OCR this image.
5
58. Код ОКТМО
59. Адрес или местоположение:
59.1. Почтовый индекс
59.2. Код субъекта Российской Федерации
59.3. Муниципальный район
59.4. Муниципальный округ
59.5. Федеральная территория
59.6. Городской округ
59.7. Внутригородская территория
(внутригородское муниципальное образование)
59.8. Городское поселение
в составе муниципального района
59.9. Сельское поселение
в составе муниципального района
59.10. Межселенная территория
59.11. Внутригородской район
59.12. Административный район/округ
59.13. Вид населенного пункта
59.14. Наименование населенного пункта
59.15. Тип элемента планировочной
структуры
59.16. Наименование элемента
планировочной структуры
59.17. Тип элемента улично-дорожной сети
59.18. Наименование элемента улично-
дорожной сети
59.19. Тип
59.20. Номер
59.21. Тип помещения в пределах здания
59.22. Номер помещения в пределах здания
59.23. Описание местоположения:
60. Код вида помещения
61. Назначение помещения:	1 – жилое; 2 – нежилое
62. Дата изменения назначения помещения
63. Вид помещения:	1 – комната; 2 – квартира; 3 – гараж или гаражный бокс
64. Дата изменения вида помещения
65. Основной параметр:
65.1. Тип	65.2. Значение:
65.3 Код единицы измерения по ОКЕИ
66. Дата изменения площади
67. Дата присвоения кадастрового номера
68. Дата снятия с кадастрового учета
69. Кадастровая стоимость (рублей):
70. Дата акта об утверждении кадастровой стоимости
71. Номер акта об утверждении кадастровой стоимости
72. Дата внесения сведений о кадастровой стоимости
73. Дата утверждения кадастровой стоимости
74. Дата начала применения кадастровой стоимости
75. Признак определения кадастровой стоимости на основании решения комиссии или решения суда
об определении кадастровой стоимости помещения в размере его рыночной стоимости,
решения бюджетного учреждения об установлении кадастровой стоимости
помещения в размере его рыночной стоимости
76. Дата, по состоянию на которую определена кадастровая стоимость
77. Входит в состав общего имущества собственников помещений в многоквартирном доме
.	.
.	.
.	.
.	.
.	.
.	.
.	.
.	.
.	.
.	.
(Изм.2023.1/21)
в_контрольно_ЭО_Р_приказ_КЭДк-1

────────────────────────────────────────

# GIVEN EXERCISE:
Output the lines above verbatim and in full.

# RESPONSE FOR THIS EXERCISE:
OCR this image.
5
58. Код ОКТМО
59. Адрес или местоположение:
59.1. Почтовый индекс
59.2. Код субъекта Российской Федерации
59.3. Муниципальный район
59.4. Муниципальный округ
59.5. Федеральная территория
59.6. Городской округ
59.7. Внутригородская территория
(внутригородское муниципальное образование)
59.8. Городское поселение
в составе муниципального района
59.9. Сельское поселение
в составе муниципального района
59.10. Межселенная территория
59.11. Внутригородской район
59.12. Административный район/округ
59.13. Вид населенного пункта
59.14. Наименование населенного пункта
59.15. Тип элемента планировочной
структуры
59.16. Наименование элемента
планировочной структуры
59.17. Тип элемента улично-дорожной сети
59.18. Наименование элемента улично-
дорожной сети
59.19. Тип
59.20. Номер
59.21. Тип помещения в пределах здания
59.22. Номер помещения в пределах здания
59.23. Описание местоположения:
60. Код вида помещения
61. Назначение помещения:	1 – жилое; 2 – нежилое
62. Дата изменения назначения помещения
63. Вид помещения:	1 – комната; 2 – квартира; 3 – гараж или гаражный бокс
64. Дата изменения вида помещения
65. Основной параметр:
65.1. Тип	65.2. Значение:
65.3 Код единицы измерения по ОКЕИ
66. Дата изменения площади
67. Дата присвоения кадастрового номера
68. Дата снятия с кадастрового учета
69. Кадастровая стоимость (рублей):
70. Дата акта об утверждении кадастровой стоимости
71. Номер акта об утверждении кадастровой стоимости
72. Дата внесения сведений о кадастровой стоимости
73. Дата утверждения кадастровой стоимости
74. Дата начала применения кадастровой стоимости
75. Признак определения кадастровой стоимости на основании решения комиссии или решения суда
об определении кадастровой стоимости помещения в размере его рыночной стоимости,
решения бюджетного учреждения об установлении кадастровой стоимости
помещения в размере его рыночной стоимости
76. Дата, по состоянию на которую определена кадастровая стоимость
77. Входит в состав общего имущества собственников помещений в многоквартирном доме
.	.
.	.
.	.
.	.
.	.
.	.
.	.
.	.
.	.
.	.
(Изм.2023.1/21)
в_контрольно_ЭО_Р_приказ_КЭДк-1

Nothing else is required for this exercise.